%%

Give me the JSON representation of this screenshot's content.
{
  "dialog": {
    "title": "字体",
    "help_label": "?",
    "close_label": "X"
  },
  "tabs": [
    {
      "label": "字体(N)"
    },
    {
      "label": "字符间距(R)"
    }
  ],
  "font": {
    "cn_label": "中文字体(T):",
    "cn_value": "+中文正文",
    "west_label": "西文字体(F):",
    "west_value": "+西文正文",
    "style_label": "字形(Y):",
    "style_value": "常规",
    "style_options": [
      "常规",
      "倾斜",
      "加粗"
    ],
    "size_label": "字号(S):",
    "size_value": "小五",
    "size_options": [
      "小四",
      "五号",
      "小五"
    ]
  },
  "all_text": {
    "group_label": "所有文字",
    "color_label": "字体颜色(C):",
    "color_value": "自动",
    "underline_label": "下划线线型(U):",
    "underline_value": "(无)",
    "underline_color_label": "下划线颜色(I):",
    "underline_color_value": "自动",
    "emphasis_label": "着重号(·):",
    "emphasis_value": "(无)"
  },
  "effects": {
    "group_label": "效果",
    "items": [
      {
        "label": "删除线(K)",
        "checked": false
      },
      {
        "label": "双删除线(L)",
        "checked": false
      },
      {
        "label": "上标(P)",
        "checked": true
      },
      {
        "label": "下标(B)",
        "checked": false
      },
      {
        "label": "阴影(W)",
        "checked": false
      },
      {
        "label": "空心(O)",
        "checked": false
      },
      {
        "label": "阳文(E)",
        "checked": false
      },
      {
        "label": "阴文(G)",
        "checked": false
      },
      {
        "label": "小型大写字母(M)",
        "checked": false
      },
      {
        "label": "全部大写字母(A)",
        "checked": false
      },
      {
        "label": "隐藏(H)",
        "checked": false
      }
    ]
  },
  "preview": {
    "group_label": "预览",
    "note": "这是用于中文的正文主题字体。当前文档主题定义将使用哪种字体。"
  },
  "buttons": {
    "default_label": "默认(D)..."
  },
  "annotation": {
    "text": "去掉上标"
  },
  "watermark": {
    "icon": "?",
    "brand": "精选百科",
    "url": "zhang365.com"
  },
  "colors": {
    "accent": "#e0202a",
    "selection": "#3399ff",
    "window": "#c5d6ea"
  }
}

%%

PROBLEM STATEMENT: Return all the data exactly as given.

SOLVED EXERCISE:
Give me the JSON representation of this screenshot's content.
{
  "dialog": {
    "title": "字体",
    "help_label": "?",
    "close_label": "X"
  },
  "tabs": [
    {
      "label": "字体(N)"
    },
    {
      "label": "字符间距(R)"
    }
  ],
  "font": {
    "cn_label": "中文字体(T):",
    "cn_value": "+中文正文",
    "west_label": "西文字体(F):",
    "west_value": "+西文正文",
    "style_label": "字形(Y):",
    "style_value": "常规",
    "style_options": [
      "常规",
      "倾斜",
      "加粗"
    ],
    "size_label": "字号(S):",
    "size_value": "小五",
    "size_options": [
      "小四",
      "五号",
      "小五"
    ]
  },
  "all_text": {
    "group_label": "所有文字",
    "color_label": "字体颜色(C):",
    "color_value": "自动",
    "underline_label": "下划线线型(U):",
    "underline_value": "(无)",
    "underline_color_label": "下划线颜色(I):",
    "underline_color_value": "自动",
    "emphasis_label": "着重号(·):",
    "emphasis_value": "(无)"
  },
  "effects": {
    "group_label": "效果",
    "items": [
      {
        "label": "删除线(K)",
        "checked": false
      },
      {
        "label": "双删除线(L)",
        "checked": false
      },
      {
        "label": "上标(P)",
        "checked": true
      },
      {
        "label": "下标(B)",
        "checked": false
      },
      {
        "label": "阴影(W)",
        "checked": false
      },
      {
        "label": "空心(O)",
        "checked": false
      },
      {
        "label": "阳文(E)",
        "checked": false
      },
      {
        "label": "阴文(G)",
        "checked": false
      },
      {
        "label": "小型大写字母(M)",
        "checked": false
      },
      {
        "label": "全部大写字母(A)",
        "checked": false
      },
      {
        "label": "隐藏(H)",
        "checked": false
      }
    ]
  },
  "preview": {
    "group_label": "预览",
    "note": "这是用于中文的正文主题字体。当前文档主题定义将使用哪种字体。"
  },
  "buttons": {
    "default_label": "默认(D)..."
  },
  "annotation": {
    "text": "去掉上标"
  },
  "watermark": {
    "icon": "?",
    "brand": "精选百科",
    "url": "zhang365.com"
  },
  "colors": {
    "accent": "#e0202a",
    "selection": "#3399ff",
    "window": "#c5d6ea"
  }
}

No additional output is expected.